Stored entries
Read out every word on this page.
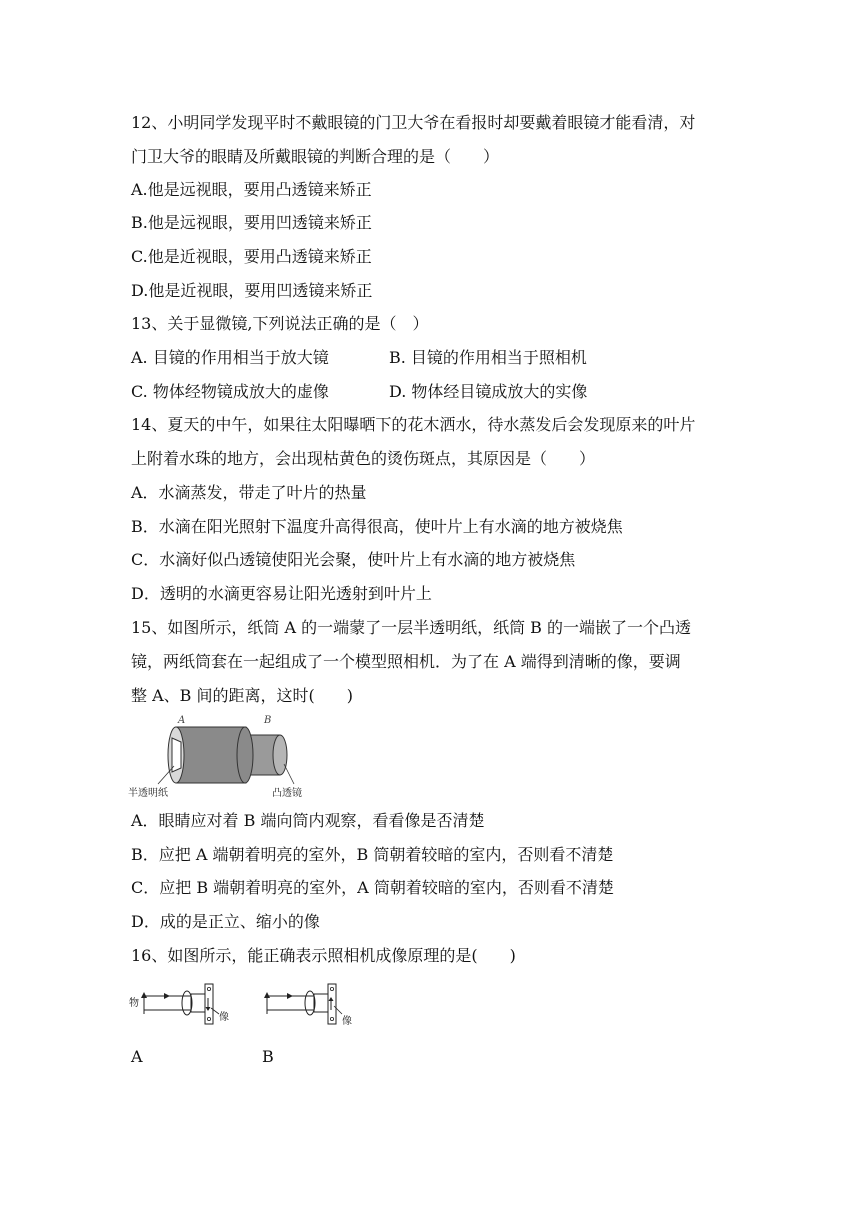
12、小明同学发现平时不戴眼镜的门卫大爷在看报时却要戴着眼镜才能看清，对
门卫大爷的眼睛及所戴眼镜的判断合理的是（　　）
A.他是远视眼，要用凸透镜来矫正
B.他是远视眼，要用凹透镜来矫正
C.他是近视眼，要用凸透镜来矫正
D.他是近视眼，要用凹透镜来矫正
13、关于显微镜,下列说法正确的是（　）
A. 目镜的作用相当于放大镜	B. 目镜的作用相当于照相机
C. 物体经物镜成放大的虚像	D. 物体经目镜成放大的实像
14、夏天的中午，如果往太阳曝晒下的花木洒水，待水蒸发后会发现原来的叶片
上附着水珠的地方，会出现枯黄色的烫伤斑点，其原因是（　　）
A．水滴蒸发，带走了叶片的热量
B．水滴在阳光照射下温度升高得很高，使叶片上有水滴的地方被烧焦
C．水滴好似凸透镜使阳光会聚，使叶片上有水滴的地方被烧焦
D．透明的水滴更容易让阳光透射到叶片上
15、如图所示，纸筒 A 的一端蒙了一层半透明纸，纸筒 B 的一端嵌了一个凸透
镜，两纸筒套在一起组成了一个模型照相机．为了在 A 端得到清晰的像，要调
整 A、B 间的距离，这时(　　)
A	B
半透明纸	凸透镜
A．眼睛应对着 B 端向筒内观察，看看像是否清楚
B．应把 A 端朝着明亮的室外，B 筒朝着较暗的室内，否则看不清楚
C．应把 B 端朝着明亮的室外，A 筒朝着较暗的室内，否则看不清楚
D．成的是正立、缩小的像
16、如图所示，能正确表示照相机成像原理的是(　　)
物
像	像
A	B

## WHAT IS REQUIRED
In the listing above, locate each line with "端朝着明亮的室外" and copy it.

## EXERCISE RESPONSE
B．应把 A 端朝着明亮的室外，B 筒朝着较暗的室内，否则看不清楚
C．应把 B 端朝着明亮的室外，A 筒朝着较暗的室内，否则看不清楚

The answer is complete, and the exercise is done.